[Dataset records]
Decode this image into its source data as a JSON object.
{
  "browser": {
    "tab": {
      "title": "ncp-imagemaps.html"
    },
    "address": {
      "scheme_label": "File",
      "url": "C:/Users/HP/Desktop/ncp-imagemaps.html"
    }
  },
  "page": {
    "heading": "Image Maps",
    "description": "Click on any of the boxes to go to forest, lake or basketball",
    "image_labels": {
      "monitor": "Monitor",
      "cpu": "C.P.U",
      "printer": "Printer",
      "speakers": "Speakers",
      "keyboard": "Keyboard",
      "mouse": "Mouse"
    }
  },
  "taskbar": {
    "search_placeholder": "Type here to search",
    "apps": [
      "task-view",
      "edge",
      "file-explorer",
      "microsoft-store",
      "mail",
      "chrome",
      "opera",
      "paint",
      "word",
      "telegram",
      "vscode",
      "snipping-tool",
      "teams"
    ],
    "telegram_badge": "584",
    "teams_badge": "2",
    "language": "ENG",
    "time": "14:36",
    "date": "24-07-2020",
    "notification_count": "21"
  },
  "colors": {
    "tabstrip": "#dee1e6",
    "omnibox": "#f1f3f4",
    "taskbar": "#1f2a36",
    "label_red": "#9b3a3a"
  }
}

- _Exercise_
All entries shown above should be printed again exactly.

- _Written reply_
Decode this image into its source data as a JSON object.
{
  "browser": {
    "tab": {
      "title": "ncp-imagemaps.html"
    },
    "address": {
      "scheme_label": "File",
      "url": "C:/Users/HP/Desktop/ncp-imagemaps.html"
    }
  },
  "page": {
    "heading": "Image Maps",
    "description": "Click on any of the boxes to go to forest, lake or basketball",
    "image_labels": {
      "monitor": "Monitor",
      "cpu": "C.P.U",
      "printer": "Printer",
      "speakers": "Speakers",
      "keyboard": "Keyboard",
      "mouse": "Mouse"
    }
  },
  "taskbar": {
    "search_placeholder": "Type here to search",
    "apps": [
      "task-view",
      "edge",
      "file-explorer",
      "microsoft-store",
      "mail",
      "chrome",
      "opera",
      "paint",
      "word",
      "telegram",
      "vscode",
      "snipping-tool",
      "teams"
    ],
    "telegram_badge": "584",
    "teams_badge": "2",
    "language": "ENG",
    "time": "14:36",
    "date": "24-07-2020",
    "notification_count": "21"
  },
  "colors": {
    "tabstrip": "#dee1e6",
    "omnibox": "#f1f3f4",
    "taskbar": "#1f2a36",
    "label_red": "#9b3a3a"
  }
}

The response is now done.